▶ _Exercise objective_
Extract the full listing verbatim and drop any pictures from your copy.

▶ _Recorded data_

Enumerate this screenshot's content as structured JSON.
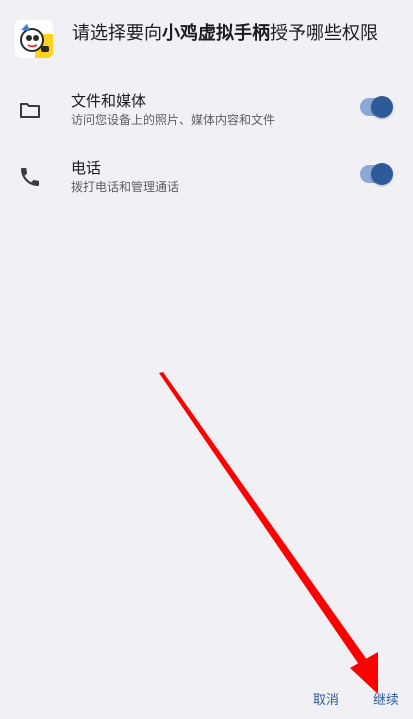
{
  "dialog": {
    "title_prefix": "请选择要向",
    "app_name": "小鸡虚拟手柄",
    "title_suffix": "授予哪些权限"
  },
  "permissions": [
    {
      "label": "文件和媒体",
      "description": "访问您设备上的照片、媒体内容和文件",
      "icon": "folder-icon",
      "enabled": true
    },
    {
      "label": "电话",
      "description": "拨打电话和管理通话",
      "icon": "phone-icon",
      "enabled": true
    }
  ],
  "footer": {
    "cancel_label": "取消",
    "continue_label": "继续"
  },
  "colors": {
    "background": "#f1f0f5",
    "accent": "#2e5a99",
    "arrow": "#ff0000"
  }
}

▶ _Problem solution_
Enumerate this screenshot's content as structured JSON.
{
  "dialog": {
    "title_prefix": "请选择要向",
    "app_name": "小鸡虚拟手柄",
    "title_suffix": "授予哪些权限"
  },
  "permissions": [
    {
      "label": "文件和媒体",
      "description": "访问您设备上的照片、媒体内容和文件",
      "icon": "folder-icon",
      "enabled": true
    },
    {
      "label": "电话",
      "description": "拨打电话和管理通话",
      "icon": "phone-icon",
      "enabled": true
    }
  ],
  "footer": {
    "cancel_label": "取消",
    "continue_label": "继续"
  },
  "colors": {
    "background": "#f1f0f5",
    "accent": "#2e5a99",
    "arrow": "#ff0000"
  }
}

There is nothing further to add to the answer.